A Conversation with The Low Anthem's Ben Knox Miller | Music | Pittsburgh | Pittsburgh City Paper

A Conversation with The Low Anthem's Ben Knox Miller

A Conversation with The Low Anthem's Ben Knox Miller
Ninth from Beethoven: The Low Anthem

The Low Anthem just issued its acclaimed debut on the Nonesuch and Bella Union labels -- titled Oh My God, Charlie Darwin -- resulting in newfound media attention and such perks as European tours and festivals. But the Rhode Island band had self-released the haunting home recording a year earlier, and its primary songwriter, vocalist and guitarist Ben Knox Miller, is getting antsy. It seems he wants nothing more than to get back into the band's studio -- back to the collection of oddball instruments so gorgeously layered on Charlie Darwin, including zither, oil drum, and Tibetan singing bowls. City Paper spoke with Miller via phone about folkies new and old, and new member (and former NASA employee) Jocie Adams.

 

So, Jocie Adams joined you and bassist Jeff Prystowski between 2007's What the Crow Brings and Charlie Darwin -- how did you meet her?
We'd studied music together -- we'd taken classical composition courses. [Composer and Brown professor Gerald Shapiro] would have us both come in and be another set of ears to help critique each other's work. It ended up being this very intimate study format for mostly classical composition, but I was also bringing songs in.

#### Exercise instructions:
Pick up the Ben Knox Miller interview right after its final sentence and continue it.

#### Data entries:

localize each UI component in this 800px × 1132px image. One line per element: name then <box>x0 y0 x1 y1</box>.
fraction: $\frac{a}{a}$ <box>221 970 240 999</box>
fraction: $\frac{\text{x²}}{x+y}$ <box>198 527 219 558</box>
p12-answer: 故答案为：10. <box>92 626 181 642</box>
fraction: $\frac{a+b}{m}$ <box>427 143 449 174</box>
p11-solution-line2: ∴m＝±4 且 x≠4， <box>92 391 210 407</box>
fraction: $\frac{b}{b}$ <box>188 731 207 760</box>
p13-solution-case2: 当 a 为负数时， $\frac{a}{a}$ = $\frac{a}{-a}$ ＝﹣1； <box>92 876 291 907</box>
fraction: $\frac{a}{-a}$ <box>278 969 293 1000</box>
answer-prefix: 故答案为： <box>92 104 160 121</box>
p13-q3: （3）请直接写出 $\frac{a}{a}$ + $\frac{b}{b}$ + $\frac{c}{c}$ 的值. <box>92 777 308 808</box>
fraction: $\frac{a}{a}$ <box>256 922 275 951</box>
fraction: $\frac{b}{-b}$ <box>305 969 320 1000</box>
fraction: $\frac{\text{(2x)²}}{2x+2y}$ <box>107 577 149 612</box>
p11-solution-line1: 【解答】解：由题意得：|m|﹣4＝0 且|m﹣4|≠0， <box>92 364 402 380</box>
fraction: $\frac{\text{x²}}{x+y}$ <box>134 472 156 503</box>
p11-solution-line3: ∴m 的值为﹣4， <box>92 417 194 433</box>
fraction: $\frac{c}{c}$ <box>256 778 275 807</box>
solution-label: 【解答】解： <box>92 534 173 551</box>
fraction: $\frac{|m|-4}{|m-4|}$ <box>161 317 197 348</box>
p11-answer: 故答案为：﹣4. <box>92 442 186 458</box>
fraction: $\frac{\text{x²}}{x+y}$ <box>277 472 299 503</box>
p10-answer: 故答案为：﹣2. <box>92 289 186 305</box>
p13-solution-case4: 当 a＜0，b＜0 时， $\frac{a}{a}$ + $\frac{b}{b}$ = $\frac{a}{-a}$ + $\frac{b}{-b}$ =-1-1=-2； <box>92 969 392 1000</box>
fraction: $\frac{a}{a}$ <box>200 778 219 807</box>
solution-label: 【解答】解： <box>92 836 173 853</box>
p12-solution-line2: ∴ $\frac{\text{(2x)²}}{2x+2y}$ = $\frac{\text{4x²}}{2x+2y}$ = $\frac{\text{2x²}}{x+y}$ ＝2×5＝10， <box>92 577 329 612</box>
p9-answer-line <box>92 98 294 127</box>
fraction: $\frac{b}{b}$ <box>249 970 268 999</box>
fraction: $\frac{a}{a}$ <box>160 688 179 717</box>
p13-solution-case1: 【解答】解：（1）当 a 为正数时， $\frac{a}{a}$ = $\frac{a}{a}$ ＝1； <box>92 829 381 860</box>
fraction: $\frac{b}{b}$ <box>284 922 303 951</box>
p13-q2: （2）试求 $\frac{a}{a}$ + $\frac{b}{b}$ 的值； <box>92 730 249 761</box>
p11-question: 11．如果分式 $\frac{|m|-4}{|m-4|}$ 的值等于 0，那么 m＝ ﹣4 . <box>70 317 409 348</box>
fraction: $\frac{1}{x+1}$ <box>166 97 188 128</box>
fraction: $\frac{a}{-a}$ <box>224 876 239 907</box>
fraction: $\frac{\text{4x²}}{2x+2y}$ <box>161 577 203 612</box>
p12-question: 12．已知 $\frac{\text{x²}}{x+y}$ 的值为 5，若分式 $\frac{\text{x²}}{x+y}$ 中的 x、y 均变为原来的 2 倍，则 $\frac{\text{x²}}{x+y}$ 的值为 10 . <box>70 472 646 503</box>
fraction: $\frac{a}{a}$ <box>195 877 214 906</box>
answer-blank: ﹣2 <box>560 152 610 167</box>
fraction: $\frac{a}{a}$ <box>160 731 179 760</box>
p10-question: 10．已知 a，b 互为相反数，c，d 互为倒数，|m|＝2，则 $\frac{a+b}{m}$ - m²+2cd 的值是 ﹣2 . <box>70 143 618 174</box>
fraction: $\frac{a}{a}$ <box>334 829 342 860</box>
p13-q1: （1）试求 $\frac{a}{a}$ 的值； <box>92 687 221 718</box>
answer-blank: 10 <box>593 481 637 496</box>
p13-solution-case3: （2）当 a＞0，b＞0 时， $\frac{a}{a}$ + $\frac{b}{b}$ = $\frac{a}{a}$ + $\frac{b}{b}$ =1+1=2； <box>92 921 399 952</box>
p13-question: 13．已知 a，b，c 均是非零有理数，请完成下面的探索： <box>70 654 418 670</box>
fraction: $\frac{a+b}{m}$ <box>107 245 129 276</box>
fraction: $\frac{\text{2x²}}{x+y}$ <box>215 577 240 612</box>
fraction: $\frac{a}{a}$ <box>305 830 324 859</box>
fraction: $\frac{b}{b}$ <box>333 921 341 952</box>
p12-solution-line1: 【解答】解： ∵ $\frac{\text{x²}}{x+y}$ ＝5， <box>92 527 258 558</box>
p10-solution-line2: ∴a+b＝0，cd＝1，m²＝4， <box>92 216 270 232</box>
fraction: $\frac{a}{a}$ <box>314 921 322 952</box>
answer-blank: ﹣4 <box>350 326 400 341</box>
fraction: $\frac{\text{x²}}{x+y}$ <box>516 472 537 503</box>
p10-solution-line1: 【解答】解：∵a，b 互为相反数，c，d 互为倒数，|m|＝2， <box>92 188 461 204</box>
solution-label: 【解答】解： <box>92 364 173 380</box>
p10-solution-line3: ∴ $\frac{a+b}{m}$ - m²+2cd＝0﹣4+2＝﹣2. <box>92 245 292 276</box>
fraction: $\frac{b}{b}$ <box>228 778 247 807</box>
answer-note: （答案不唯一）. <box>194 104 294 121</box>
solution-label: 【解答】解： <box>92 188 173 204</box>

#### Reply:
[Shapiro's] line is that he's eight degrees of separation from Beethoven, because his teacher's teacher's teacher ... was taught by Beethoven. So he would always joke that we could go out into the world and claim that we were nine generations removed. It helped us get gigs everywhere.

Really?
Oh yeah. [Laughs.]

What draws a musician to older styles of music -- why explore old-timey sounds instead of futuristic sounds?
For me personally, the seed was planted by my parents a long time ago. Dylan and Seeger and Joan Baez and Woody Guthrie and all the old folkies -- that had been kind of a soundtrack of my very early years. And as soon as I was old enough to let music be part of my social life with friends, I found the local rock station on the dial. ... And then it's just been this very gradual process of realizing what bullshit contemporary pop music is, and moving backwards and looking for things that I was increasingly able to find resonance in. 

What do you like now, then?
I'm aware that there's a "new folk" movement going on, because I keep getting asked questions about it, and the truth is I'm largely unaware of almost all of these bands ... I think Bon Iver is great, I think that Elvis Perkins in Dearland is great. Deertick, from Providence, which I like very much. That's about it for contemporary music. The last two live concerts I've seen were Bob Dylan and Leonard Cohen. I don't think I've moved on.

A lot of the original folk-revival musicians seemed to self-consciously emulate anachronistic music -- is that a similar path for The Low Anthem?
No ... We're not interested in this old-fashioned sound as an aesthetic adaptation. We're interested in the best examples of that music where it's transcendent and alive and beautiful -- not like a museum piece, but really something that has some power to it.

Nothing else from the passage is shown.